> _PROBLEM STATEMENT_: Write out the full listing again, exactly as it stands.

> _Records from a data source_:
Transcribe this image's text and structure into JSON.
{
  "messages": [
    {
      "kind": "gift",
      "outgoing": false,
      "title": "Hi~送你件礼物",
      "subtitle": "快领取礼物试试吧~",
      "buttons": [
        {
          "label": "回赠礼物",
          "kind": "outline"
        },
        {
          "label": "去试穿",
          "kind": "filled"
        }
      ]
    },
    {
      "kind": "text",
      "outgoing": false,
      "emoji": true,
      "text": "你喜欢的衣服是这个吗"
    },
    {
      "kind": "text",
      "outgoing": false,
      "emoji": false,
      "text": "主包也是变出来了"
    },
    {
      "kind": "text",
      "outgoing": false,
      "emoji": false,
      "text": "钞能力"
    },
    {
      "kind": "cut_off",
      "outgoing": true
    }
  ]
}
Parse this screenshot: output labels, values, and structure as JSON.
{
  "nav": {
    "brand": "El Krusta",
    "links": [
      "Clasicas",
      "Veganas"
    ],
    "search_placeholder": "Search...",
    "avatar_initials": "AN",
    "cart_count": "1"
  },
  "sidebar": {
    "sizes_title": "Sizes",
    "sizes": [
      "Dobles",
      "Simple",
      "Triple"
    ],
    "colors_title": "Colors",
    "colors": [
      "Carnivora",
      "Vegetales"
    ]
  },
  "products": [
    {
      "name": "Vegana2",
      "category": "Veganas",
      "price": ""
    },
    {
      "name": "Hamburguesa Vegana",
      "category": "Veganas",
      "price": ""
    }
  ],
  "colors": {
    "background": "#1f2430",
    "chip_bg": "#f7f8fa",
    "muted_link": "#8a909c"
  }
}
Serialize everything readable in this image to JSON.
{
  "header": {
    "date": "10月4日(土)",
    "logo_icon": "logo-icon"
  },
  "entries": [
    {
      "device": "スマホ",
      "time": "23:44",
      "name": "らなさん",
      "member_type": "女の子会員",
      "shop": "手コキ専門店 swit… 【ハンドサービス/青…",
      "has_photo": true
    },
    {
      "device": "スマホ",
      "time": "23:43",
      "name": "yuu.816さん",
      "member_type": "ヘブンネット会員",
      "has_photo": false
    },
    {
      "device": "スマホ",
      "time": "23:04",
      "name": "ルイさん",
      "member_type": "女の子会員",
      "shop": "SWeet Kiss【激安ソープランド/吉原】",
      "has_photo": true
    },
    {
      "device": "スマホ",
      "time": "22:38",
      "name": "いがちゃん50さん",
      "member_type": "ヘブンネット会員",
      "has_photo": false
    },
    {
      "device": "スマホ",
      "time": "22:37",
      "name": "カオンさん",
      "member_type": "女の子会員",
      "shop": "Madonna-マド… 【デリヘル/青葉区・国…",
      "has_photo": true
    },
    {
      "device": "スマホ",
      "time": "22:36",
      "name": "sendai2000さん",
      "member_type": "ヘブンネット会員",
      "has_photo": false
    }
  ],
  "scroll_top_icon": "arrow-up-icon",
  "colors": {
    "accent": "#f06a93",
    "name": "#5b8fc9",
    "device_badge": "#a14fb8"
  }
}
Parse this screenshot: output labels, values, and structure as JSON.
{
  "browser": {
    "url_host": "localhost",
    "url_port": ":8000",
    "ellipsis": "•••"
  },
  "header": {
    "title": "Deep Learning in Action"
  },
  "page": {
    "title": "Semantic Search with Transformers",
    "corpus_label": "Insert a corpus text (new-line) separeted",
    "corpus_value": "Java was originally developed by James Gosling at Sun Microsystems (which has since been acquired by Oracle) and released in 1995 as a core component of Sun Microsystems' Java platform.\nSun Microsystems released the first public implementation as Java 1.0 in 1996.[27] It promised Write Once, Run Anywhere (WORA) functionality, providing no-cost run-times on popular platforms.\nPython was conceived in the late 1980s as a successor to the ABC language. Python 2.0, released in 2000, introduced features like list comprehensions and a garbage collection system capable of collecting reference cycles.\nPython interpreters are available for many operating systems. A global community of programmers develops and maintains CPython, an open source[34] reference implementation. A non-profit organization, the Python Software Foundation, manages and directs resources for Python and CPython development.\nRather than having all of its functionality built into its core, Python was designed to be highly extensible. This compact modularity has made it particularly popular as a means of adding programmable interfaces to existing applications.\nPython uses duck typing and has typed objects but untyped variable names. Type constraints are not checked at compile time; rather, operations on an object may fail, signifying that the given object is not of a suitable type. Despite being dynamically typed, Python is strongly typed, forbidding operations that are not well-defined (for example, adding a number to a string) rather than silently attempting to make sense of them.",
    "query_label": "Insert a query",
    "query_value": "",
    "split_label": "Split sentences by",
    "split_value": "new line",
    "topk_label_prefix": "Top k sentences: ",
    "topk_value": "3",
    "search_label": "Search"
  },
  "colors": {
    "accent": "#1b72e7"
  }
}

> _RESULT BELOW_:
Transcribe this image's text and structure into JSON.
{
  "messages": [
    {
      "kind": "gift",
      "outgoing": false,
      "title": "Hi~送你件礼物",
      "subtitle": "快领取礼物试试吧~",
      "buttons": [
        {
          "label": "回赠礼物",
          "kind": "outline"
        },
        {
          "label": "去试穿",
          "kind": "filled"
        }
      ]
    },
    {
      "kind": "text",
      "outgoing": false,
      "emoji": true,
      "text": "你喜欢的衣服是这个吗"
    },
    {
      "kind": "text",
      "outgoing": false,
      "emoji": false,
      "text": "主包也是变出来了"
    },
    {
      "kind": "text",
      "outgoing": false,
      "emoji": false,
      "text": "钞能力"
    },
    {
      "kind": "cut_off",
      "outgoing": true
    }
  ]
}
Parse this screenshot: output labels, values, and structure as JSON.
{
  "nav": {
    "brand": "El Krusta",
    "links": [
      "Clasicas",
      "Veganas"
    ],
    "search_placeholder": "Search...",
    "avatar_initials": "AN",
    "cart_count": "1"
  },
  "sidebar": {
    "sizes_title": "Sizes",
    "sizes": [
      "Dobles",
      "Simple",
      "Triple"
    ],
    "colors_title": "Colors",
    "colors": [
      "Carnivora",
      "Vegetales"
    ]
  },
  "products": [
    {
      "name": "Vegana2",
      "category": "Veganas",
      "price": ""
    },
    {
      "name": "Hamburguesa Vegana",
      "category": "Veganas",
      "price": ""
    }
  ],
  "colors": {
    "background": "#1f2430",
    "chip_bg": "#f7f8fa",
    "muted_link": "#8a909c"
  }
}
Serialize everything readable in this image to JSON.
{
  "header": {
    "date": "10月4日(土)",
    "logo_icon": "logo-icon"
  },
  "entries": [
    {
      "device": "スマホ",
      "time": "23:44",
      "name": "らなさん",
      "member_type": "女の子会員",
      "shop": "手コキ専門店 swit… 【ハンドサービス/青…",
      "has_photo": true
    },
    {
      "device": "スマホ",
      "time": "23:43",
      "name": "yuu.816さん",
      "member_type": "ヘブンネット会員",
      "has_photo": false
    },
    {
      "device": "スマホ",
      "time": "23:04",
      "name": "ルイさん",
      "member_type": "女の子会員",
      "shop": "SWeet Kiss【激安ソープランド/吉原】",
      "has_photo": true
    },
    {
      "device": "スマホ",
      "time": "22:38",
      "name": "いがちゃん50さん",
      "member_type": "ヘブンネット会員",
      "has_photo": false
    },
    {
      "device": "スマホ",
      "time": "22:37",
      "name": "カオンさん",
      "member_type": "女の子会員",
      "shop": "Madonna-マド… 【デリヘル/青葉区・国…",
      "has_photo": true
    },
    {
      "device": "スマホ",
      "time": "22:36",
      "name": "sendai2000さん",
      "member_type": "ヘブンネット会員",
      "has_photo": false
    }
  ],
  "scroll_top_icon": "arrow-up-icon",
  "colors": {
    "accent": "#f06a93",
    "name": "#5b8fc9",
    "device_badge": "#a14fb8"
  }
}
Parse this screenshot: output labels, values, and structure as JSON.
{
  "browser": {
    "url_host": "localhost",
    "url_port": ":8000",
    "ellipsis": "•••"
  },
  "header": {
    "title": "Deep Learning in Action"
  },
  "page": {
    "title": "Semantic Search with Transformers",
    "corpus_label": "Insert a corpus text (new-line) separeted",
    "corpus_value": "Java was originally developed by James Gosling at Sun Microsystems (which has since been acquired by Oracle) and released in 1995 as a core component of Sun Microsystems' Java platform.\nSun Microsystems released the first public implementation as Java 1.0 in 1996.[27] It promised Write Once, Run Anywhere (WORA) functionality, providing no-cost run-times on popular platforms.\nPython was conceived in the late 1980s as a successor to the ABC language. Python 2.0, released in 2000, introduced features like list comprehensions and a garbage collection system capable of collecting reference cycles.\nPython interpreters are available for many operating systems. A global community of programmers develops and maintains CPython, an open source[34] reference implementation. A non-profit organization, the Python Software Foundation, manages and directs resources for Python and CPython development.\nRather than having all of its functionality built into its core, Python was designed to be highly extensible. This compact modularity has made it particularly popular as a means of adding programmable interfaces to existing applications.\nPython uses duck typing and has typed objects but untyped variable names. Type constraints are not checked at compile time; rather, operations on an object may fail, signifying that the given object is not of a suitable type. Despite being dynamically typed, Python is strongly typed, forbidding operations that are not well-defined (for example, adding a number to a string) rather than silently attempting to make sense of them.",
    "query_label": "Insert a query",
    "query_value": "",
    "split_label": "Split sentences by",
    "split_value": "new line",
    "topk_label_prefix": "Top k sentences: ",
    "topk_value": "3",
    "search_label": "Search"
  },
  "colors": {
    "accent": "#1b72e7"
  }
}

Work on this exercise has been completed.